>> start

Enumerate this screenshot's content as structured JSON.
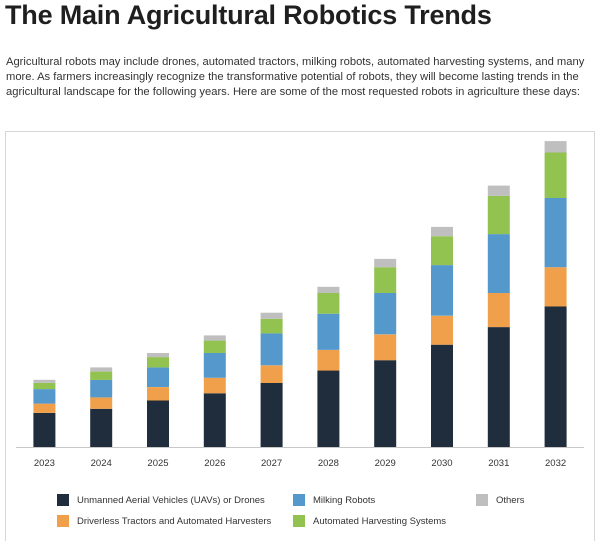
{
  "header": {
    "title": "The Main Agricultural Robotics Trends",
    "intro": "Agricultural robots may include drones, automated tractors, milking robots, automated harvesting systems, and many more. As farmers increasingly recognize the transformative potential of robots, they will become lasting trends in the agricultural landscape for the following years. Here are some of the most requested robots in agriculture these days:"
  },
  "chart_data": {
    "type": "bar",
    "stacked": true,
    "title": "",
    "xlabel": "",
    "ylabel": "",
    "ylim": [
      0,
      300
    ],
    "grid": false,
    "legend_position": "bottom",
    "categories": [
      "2023",
      "2024",
      "2025",
      "2026",
      "2027",
      "2028",
      "2029",
      "2030",
      "2031",
      "2032"
    ],
    "series": [
      {
        "name": "Unmanned Aerial Vehicles (UAVs) or Drones",
        "color": "#1f2d3d",
        "values": [
          33,
          37,
          45,
          52,
          62,
          74,
          84,
          99,
          116,
          136
        ]
      },
      {
        "name": "Driverless Tractors and Automated Harvesters",
        "color": "#f0a04b",
        "values": [
          9,
          11,
          13,
          15,
          17,
          20,
          25,
          28,
          33,
          38
        ]
      },
      {
        "name": "Milking Robots",
        "color": "#5599cc",
        "values": [
          14,
          17,
          19,
          24,
          31,
          35,
          40,
          49,
          57,
          67
        ]
      },
      {
        "name": "Automated Harvesting Systems",
        "color": "#92c24f",
        "values": [
          6,
          8,
          10,
          12,
          14,
          20,
          25,
          28,
          37,
          44
        ]
      },
      {
        "name": "Others",
        "color": "#bfbfbf",
        "values": [
          3,
          4,
          4,
          5,
          6,
          6,
          8,
          9,
          10,
          11
        ]
      }
    ]
  }
}
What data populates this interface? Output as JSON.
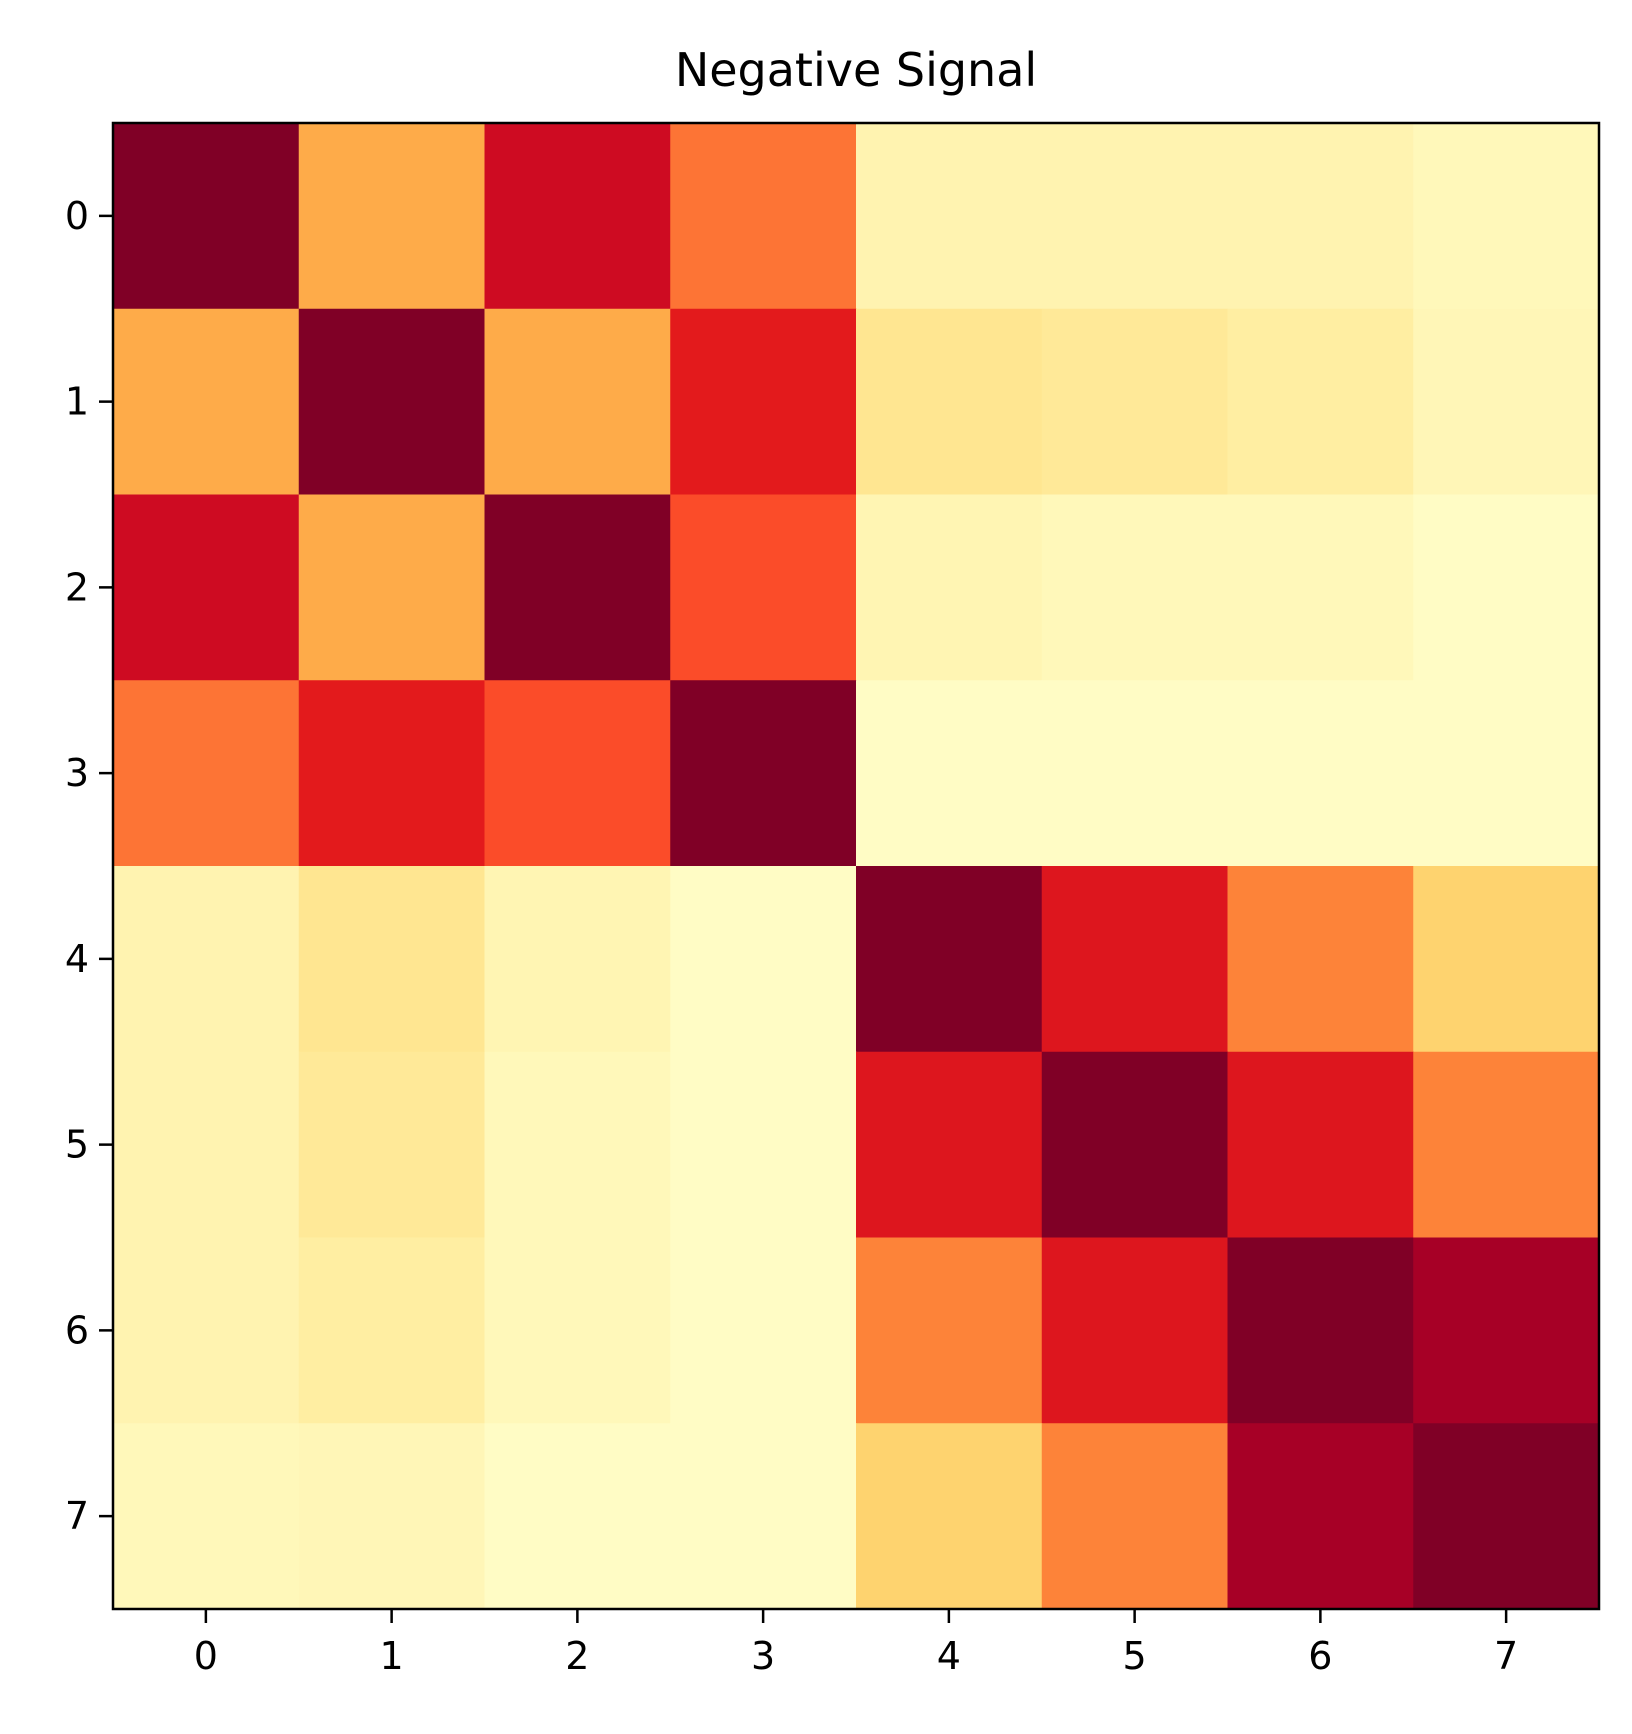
{
  "chart_data": {
    "type": "heatmap",
    "title": "Negative Signal",
    "xlabel": "",
    "ylabel": "",
    "x_categories": [
      "0",
      "1",
      "2",
      "3",
      "4",
      "5",
      "6",
      "7"
    ],
    "y_categories": [
      "0",
      "1",
      "2",
      "3",
      "4",
      "5",
      "6",
      "7"
    ],
    "colormap": "YlOrRd",
    "vlim": [
      0,
      1
    ],
    "grid": false,
    "legend": "none",
    "values": [
      [
        1.0,
        0.4,
        0.82,
        0.55,
        0.08,
        0.08,
        0.08,
        0.05
      ],
      [
        0.4,
        1.0,
        0.4,
        0.75,
        0.17,
        0.15,
        0.12,
        0.06
      ],
      [
        0.82,
        0.4,
        1.0,
        0.63,
        0.07,
        0.05,
        0.05,
        0.02
      ],
      [
        0.55,
        0.75,
        0.63,
        1.0,
        0.02,
        0.02,
        0.02,
        0.02
      ],
      [
        0.08,
        0.17,
        0.07,
        0.02,
        1.0,
        0.77,
        0.52,
        0.27
      ],
      [
        0.08,
        0.15,
        0.05,
        0.02,
        0.77,
        1.0,
        0.77,
        0.52
      ],
      [
        0.08,
        0.12,
        0.05,
        0.02,
        0.52,
        0.77,
        1.0,
        0.92
      ],
      [
        0.05,
        0.06,
        0.02,
        0.02,
        0.27,
        0.52,
        0.92,
        1.0
      ]
    ]
  }
}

>> end

=== SHORT TASK ===
Quote exactly the lines from the one that contains "What data populates" through the end of the listing above, both ends included, leaving out the pictures.

=== RESPONSE TO THE TASK ===
What data populates this interface? Output as JSON.
{
  "chart_data": {
    "type": "heatmap",
    "title": "Negative Signal",
    "xlabel": "",
    "ylabel": "",
    "x_categories": [
      "0",
      "1",
      "2",
      "3",
      "4",
      "5",
      "6",
      "7"
    ],
    "y_categories": [
      "0",
      "1",
      "2",
      "3",
      "4",
      "5",
      "6",
      "7"
    ],
    "colormap": "YlOrRd",
    "vlim": [
      0,
      1
    ],
    "grid": false,
    "legend": "none",
    "values": [
      [
        1.0,
        0.4,
        0.82,
        0.55,
        0.08,
        0.08,
        0.08,
        0.05
      ],
      [
        0.4,
        1.0,
        0.4,
        0.75,
        0.17,
        0.15,
        0.12,
        0.06
      ],
      [
        0.82,
        0.4,
        1.0,
        0.63,
        0.07,
        0.05,
        0.05,
        0.02
      ],
      [
        0.55,
        0.75,
        0.63,
        1.0,
        0.02,
        0.02,
        0.02,
        0.02
      ],
      [
        0.08,
        0.17,
        0.07,
        0.02,
        1.0,
        0.77,
        0.52,
        0.27
      ],
      [
        0.08,
        0.15,
        0.05,
        0.02,
        0.77,
        1.0,
        0.77,
        0.52
      ],
      [
        0.08,
        0.12,
        0.05,
        0.02,
        0.52,
        0.77,
        1.0,
        0.92
      ],
      [
        0.05,
        0.06,
        0.02,
        0.02,
        0.27,
        0.52,
        0.92,
        1.0
      ]
    ]
  }
}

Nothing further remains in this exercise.